Task to carry out: Every record here needs to be written out again exactly.

Data shown:
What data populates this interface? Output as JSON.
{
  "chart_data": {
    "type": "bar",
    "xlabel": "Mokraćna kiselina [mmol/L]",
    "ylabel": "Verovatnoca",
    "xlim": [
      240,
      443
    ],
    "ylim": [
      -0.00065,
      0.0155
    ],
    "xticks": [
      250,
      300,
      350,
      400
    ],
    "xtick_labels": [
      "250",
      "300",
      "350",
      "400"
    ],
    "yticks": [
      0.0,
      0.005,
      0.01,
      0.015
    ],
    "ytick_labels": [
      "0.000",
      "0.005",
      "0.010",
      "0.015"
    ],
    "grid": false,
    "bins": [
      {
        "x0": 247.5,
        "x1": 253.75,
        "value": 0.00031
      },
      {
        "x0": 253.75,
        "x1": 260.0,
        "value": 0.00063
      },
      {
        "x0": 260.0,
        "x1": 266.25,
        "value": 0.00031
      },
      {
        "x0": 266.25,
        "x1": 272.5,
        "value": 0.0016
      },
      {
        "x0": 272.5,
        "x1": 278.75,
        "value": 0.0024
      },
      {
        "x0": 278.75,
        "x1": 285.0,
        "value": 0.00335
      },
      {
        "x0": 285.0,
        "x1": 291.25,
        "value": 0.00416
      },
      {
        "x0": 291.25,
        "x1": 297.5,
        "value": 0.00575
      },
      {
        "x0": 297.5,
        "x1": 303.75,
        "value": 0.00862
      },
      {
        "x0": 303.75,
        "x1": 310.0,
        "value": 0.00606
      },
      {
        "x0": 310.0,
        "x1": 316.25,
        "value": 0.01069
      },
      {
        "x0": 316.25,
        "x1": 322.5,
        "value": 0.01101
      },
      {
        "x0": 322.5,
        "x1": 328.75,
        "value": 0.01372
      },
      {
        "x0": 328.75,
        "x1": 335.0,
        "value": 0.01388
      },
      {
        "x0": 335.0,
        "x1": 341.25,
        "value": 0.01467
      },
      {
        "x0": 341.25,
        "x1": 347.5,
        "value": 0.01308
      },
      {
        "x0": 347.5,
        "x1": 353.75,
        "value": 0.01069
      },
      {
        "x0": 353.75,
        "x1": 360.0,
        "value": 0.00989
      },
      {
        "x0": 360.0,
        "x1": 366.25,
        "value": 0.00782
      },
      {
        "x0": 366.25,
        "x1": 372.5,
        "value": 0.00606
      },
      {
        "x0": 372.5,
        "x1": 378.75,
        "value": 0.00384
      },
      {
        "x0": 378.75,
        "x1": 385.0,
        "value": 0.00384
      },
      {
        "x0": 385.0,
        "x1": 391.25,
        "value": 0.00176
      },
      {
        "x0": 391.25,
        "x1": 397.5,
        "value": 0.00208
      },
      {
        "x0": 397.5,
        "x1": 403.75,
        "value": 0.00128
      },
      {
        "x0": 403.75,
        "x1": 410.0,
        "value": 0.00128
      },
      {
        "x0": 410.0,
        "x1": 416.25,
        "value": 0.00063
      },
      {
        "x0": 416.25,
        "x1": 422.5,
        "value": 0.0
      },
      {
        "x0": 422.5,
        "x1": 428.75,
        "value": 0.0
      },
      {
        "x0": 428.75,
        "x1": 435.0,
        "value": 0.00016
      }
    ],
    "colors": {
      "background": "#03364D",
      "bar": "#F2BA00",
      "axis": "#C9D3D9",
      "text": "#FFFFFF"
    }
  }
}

Exercise solution:
What data populates this interface? Output as JSON.
{
  "chart_data": {
    "type": "bar",
    "xlabel": "Mokraćna kiselina [mmol/L]",
    "ylabel": "Verovatnoca",
    "xlim": [
      240,
      443
    ],
    "ylim": [
      -0.00065,
      0.0155
    ],
    "xticks": [
      250,
      300,
      350,
      400
    ],
    "xtick_labels": [
      "250",
      "300",
      "350",
      "400"
    ],
    "yticks": [
      0.0,
      0.005,
      0.01,
      0.015
    ],
    "ytick_labels": [
      "0.000",
      "0.005",
      "0.010",
      "0.015"
    ],
    "grid": false,
    "bins": [
      {
        "x0": 247.5,
        "x1": 253.75,
        "value": 0.00031
      },
      {
        "x0": 253.75,
        "x1": 260.0,
        "value": 0.00063
      },
      {
        "x0": 260.0,
        "x1": 266.25,
        "value": 0.00031
      },
      {
        "x0": 266.25,
        "x1": 272.5,
        "value": 0.0016
      },
      {
        "x0": 272.5,
        "x1": 278.75,
        "value": 0.0024
      },
      {
        "x0": 278.75,
        "x1": 285.0,
        "value": 0.00335
      },
      {
        "x0": 285.0,
        "x1": 291.25,
        "value": 0.00416
      },
      {
        "x0": 291.25,
        "x1": 297.5,
        "value": 0.00575
      },
      {
        "x0": 297.5,
        "x1": 303.75,
        "value": 0.00862
      },
      {
        "x0": 303.75,
        "x1": 310.0,
        "value": 0.00606
      },
      {
        "x0": 310.0,
        "x1": 316.25,
        "value": 0.01069
      },
      {
        "x0": 316.25,
        "x1": 322.5,
        "value": 0.01101
      },
      {
        "x0": 322.5,
        "x1": 328.75,
        "value": 0.01372
      },
      {
        "x0": 328.75,
        "x1": 335.0,
        "value": 0.01388
      },
      {
        "x0": 335.0,
        "x1": 341.25,
        "value": 0.01467
      },
      {
        "x0": 341.25,
        "x1": 347.5,
        "value": 0.01308
      },
      {
        "x0": 347.5,
        "x1": 353.75,
        "value": 0.01069
      },
      {
        "x0": 353.75,
        "x1": 360.0,
        "value": 0.00989
      },
      {
        "x0": 360.0,
        "x1": 366.25,
        "value": 0.00782
      },
      {
        "x0": 366.25,
        "x1": 372.5,
        "value": 0.00606
      },
      {
        "x0": 372.5,
        "x1": 378.75,
        "value": 0.00384
      },
      {
        "x0": 378.75,
        "x1": 385.0,
        "value": 0.00384
      },
      {
        "x0": 385.0,
        "x1": 391.25,
        "value": 0.00176
      },
      {
        "x0": 391.25,
        "x1": 397.5,
        "value": 0.00208
      },
      {
        "x0": 397.5,
        "x1": 403.75,
        "value": 0.00128
      },
      {
        "x0": 403.75,
        "x1": 410.0,
        "value": 0.00128
      },
      {
        "x0": 410.0,
        "x1": 416.25,
        "value": 0.00063
      },
      {
        "x0": 416.25,
        "x1": 422.5,
        "value": 0.0
      },
      {
        "x0": 422.5,
        "x1": 428.75,
        "value": 0.0
      },
      {
        "x0": 428.75,
        "x1": 435.0,
        "value": 0.00016
      }
    ],
    "colors": {
      "background": "#03364D",
      "bar": "#F2BA00",
      "axis": "#C9D3D9",
      "text": "#FFFFFF"
    }
  }
}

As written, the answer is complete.